**Problem to solve:**
Give the material again in full, matching it exactly.

**Rows:**
"""
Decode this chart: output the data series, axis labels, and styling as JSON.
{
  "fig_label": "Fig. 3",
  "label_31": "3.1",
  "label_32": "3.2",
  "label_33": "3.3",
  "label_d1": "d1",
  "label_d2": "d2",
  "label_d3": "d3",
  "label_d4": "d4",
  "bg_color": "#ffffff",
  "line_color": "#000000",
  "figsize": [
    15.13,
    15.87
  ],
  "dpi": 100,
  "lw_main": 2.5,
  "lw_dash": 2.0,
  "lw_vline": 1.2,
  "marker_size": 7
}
"""
**Task response:**
Decode this chart: output the data series, axis labels, and styling as JSON.
{
  "fig_label": "Fig. 3",
  "label_31": "3.1",
  "label_32": "3.2",
  "label_33": "3.3",
  "label_d1": "d1",
  "label_d2": "d2",
  "label_d3": "d3",
  "label_d4": "d4",
  "bg_color": "#ffffff",
  "line_color": "#000000",
  "figsize": [
    15.13,
    15.87
  ],
  "dpi": 100,
  "lw_main": 2.5,
  "lw_dash": 2.0,
  "lw_vline": 1.2,
  "marker_size": 7
}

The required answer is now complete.